━━ Material for the task

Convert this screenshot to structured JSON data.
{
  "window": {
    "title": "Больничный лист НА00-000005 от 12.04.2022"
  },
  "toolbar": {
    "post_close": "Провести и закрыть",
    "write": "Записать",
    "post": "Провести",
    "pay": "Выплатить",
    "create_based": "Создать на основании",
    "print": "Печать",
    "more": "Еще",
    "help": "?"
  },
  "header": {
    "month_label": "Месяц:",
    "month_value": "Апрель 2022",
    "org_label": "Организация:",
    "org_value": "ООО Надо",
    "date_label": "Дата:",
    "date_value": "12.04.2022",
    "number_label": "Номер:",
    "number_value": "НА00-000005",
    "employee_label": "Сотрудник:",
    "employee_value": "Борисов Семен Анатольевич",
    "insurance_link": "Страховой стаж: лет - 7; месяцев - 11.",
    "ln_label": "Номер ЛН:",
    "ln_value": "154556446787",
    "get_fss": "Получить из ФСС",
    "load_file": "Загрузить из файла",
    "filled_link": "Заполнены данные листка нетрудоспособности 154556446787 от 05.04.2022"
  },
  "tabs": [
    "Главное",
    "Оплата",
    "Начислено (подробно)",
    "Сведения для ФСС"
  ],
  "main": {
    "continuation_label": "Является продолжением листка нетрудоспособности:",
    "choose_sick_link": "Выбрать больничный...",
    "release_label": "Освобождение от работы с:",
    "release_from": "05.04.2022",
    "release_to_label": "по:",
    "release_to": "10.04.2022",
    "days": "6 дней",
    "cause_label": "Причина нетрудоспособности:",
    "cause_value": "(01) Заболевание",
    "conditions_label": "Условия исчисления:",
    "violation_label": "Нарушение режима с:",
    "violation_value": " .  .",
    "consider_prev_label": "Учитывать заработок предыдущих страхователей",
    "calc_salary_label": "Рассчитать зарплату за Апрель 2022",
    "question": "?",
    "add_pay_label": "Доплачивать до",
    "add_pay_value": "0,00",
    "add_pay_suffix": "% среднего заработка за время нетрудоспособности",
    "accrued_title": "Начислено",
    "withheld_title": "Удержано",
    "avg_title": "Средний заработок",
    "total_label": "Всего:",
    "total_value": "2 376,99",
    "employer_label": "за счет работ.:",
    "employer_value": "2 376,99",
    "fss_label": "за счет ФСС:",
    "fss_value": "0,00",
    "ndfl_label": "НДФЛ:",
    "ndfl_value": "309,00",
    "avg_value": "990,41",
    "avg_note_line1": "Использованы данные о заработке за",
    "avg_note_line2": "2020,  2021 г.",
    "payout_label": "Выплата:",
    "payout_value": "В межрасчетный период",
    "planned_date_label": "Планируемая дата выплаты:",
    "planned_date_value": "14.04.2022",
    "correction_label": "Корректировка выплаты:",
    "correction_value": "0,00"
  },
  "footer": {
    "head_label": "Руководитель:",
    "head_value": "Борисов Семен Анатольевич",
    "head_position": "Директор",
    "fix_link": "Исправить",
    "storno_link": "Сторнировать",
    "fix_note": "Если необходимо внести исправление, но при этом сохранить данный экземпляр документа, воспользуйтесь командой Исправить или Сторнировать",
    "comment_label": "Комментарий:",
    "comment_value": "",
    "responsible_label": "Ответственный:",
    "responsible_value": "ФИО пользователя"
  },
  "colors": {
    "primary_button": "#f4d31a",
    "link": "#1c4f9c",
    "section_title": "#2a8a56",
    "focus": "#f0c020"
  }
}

━━━━
━━ Material for the task

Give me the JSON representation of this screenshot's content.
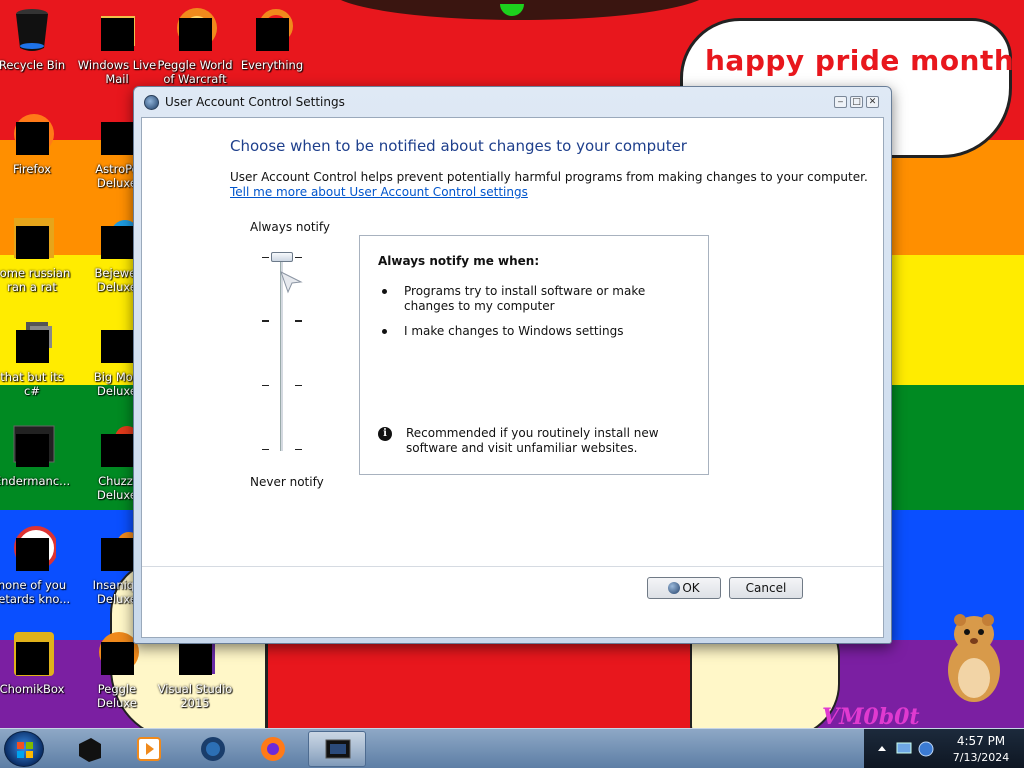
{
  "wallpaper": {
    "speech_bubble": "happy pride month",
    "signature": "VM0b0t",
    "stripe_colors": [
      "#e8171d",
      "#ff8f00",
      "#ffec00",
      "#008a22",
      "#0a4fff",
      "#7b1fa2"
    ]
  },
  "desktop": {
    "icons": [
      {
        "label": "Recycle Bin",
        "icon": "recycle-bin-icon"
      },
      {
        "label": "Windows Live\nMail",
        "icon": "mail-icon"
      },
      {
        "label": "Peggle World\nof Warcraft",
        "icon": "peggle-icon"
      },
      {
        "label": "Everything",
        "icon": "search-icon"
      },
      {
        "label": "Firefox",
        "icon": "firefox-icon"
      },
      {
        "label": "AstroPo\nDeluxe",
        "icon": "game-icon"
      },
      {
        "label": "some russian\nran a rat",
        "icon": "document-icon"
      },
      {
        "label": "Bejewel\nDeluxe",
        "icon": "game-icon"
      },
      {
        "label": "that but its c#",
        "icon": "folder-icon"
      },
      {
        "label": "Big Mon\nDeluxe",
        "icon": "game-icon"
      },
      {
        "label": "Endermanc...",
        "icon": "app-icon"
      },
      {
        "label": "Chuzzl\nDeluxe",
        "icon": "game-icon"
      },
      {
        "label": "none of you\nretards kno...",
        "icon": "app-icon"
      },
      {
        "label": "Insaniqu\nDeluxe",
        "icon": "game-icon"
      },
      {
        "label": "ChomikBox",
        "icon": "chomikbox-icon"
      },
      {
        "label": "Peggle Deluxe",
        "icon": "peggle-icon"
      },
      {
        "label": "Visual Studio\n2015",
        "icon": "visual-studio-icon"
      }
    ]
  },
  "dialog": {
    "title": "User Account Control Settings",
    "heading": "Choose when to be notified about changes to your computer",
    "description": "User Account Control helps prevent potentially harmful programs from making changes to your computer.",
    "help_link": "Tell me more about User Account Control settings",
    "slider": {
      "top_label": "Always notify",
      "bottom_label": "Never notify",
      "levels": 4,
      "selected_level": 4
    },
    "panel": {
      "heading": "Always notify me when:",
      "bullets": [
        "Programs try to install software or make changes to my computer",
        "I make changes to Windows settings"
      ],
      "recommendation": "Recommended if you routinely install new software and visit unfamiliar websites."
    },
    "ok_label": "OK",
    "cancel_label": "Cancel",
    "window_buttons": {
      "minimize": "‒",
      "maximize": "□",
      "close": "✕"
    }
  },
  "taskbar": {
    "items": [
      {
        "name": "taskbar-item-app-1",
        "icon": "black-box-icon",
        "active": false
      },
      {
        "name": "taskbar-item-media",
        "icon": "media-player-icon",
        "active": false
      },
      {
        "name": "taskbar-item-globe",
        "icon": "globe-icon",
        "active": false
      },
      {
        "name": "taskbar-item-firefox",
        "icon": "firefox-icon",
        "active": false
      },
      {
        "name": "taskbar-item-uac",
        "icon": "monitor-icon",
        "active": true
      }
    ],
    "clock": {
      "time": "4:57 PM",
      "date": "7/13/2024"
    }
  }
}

━━━━
━━ Material for the task

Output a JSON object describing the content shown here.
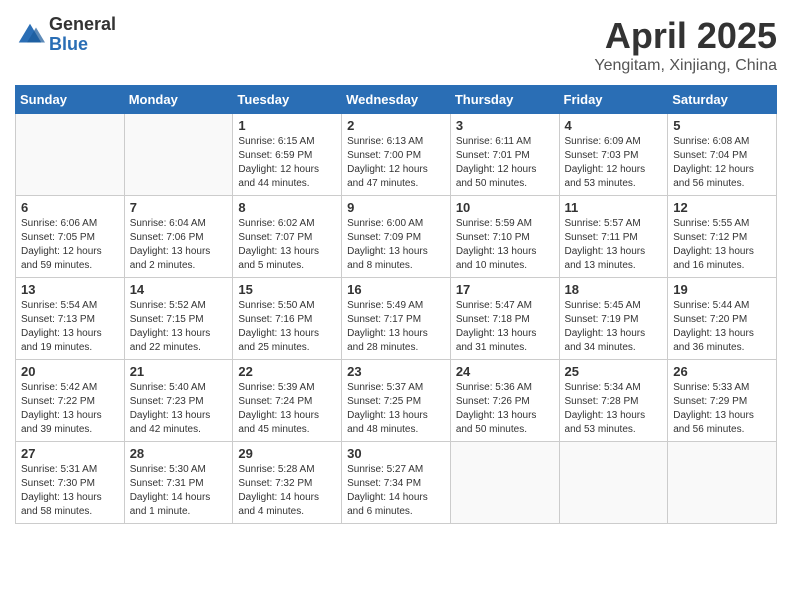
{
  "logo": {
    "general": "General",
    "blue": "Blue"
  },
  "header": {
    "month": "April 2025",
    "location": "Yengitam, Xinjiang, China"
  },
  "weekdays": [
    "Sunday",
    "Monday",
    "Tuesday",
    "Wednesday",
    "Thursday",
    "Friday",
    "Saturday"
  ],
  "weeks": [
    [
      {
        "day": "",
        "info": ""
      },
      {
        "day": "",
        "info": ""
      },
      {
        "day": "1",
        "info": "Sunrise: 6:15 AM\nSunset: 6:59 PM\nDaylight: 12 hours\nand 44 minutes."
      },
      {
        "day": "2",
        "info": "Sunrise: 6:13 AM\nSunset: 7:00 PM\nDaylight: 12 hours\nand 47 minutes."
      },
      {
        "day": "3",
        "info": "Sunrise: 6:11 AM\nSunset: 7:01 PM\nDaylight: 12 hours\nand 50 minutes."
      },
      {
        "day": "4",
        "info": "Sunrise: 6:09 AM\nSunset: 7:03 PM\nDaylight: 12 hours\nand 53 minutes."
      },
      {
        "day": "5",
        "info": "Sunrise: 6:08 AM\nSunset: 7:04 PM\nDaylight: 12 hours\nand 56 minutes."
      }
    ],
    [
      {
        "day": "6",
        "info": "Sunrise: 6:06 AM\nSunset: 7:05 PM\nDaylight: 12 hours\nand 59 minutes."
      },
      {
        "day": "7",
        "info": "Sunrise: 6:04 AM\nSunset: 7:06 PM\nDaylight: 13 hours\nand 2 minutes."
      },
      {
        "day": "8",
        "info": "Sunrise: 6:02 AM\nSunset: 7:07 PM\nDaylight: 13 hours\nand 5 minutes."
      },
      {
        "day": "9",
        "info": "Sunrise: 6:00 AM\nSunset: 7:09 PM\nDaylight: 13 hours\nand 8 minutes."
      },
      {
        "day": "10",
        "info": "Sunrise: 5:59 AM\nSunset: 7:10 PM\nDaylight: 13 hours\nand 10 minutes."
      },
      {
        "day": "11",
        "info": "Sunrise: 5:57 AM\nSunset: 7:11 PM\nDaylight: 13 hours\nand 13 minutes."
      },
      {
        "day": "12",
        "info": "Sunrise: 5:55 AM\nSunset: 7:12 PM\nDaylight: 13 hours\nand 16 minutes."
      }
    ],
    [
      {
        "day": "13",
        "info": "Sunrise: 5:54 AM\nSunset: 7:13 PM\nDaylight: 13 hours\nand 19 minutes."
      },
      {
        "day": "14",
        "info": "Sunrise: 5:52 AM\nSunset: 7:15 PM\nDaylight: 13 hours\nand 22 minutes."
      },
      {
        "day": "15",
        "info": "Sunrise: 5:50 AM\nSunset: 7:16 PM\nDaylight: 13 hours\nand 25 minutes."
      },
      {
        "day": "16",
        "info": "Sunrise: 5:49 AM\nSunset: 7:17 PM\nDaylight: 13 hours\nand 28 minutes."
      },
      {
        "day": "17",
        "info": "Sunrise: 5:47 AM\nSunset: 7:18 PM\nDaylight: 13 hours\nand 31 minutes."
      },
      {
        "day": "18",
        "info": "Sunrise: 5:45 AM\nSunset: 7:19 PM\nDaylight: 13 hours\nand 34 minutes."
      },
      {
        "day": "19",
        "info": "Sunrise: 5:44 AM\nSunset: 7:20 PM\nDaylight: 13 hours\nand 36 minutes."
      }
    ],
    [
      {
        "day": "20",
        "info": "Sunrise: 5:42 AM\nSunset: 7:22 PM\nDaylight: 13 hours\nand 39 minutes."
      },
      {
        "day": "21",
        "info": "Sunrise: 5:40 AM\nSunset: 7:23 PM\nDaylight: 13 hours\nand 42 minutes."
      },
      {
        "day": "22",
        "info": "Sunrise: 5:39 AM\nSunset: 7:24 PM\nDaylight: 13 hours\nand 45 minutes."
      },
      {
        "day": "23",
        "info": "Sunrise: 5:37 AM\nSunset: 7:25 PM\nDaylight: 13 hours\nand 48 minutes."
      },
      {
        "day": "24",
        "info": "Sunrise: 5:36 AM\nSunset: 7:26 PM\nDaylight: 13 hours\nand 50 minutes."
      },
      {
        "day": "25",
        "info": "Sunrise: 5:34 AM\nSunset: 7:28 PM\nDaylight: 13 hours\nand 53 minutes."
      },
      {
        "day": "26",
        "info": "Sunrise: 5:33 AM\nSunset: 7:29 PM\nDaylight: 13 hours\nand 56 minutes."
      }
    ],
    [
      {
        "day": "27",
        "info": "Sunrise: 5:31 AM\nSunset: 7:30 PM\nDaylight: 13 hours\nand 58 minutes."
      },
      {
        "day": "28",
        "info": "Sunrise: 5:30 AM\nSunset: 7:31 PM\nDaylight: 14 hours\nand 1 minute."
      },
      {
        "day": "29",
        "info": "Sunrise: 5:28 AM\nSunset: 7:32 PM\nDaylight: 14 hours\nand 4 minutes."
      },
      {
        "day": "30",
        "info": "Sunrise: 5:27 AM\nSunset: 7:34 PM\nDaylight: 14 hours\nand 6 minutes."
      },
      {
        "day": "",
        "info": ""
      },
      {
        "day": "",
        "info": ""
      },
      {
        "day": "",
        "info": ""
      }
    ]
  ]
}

━━━━

- **Challenge**:
Extract every line of the records above that contains the word "computer".

- **Result below**:
    "heading": "Choose when to be notified about changes to your computer",
    "description": "User Account Control helps prevent potentially harmful programs from making changes to your computer.",
        "Programs try to install software or make changes to my computer",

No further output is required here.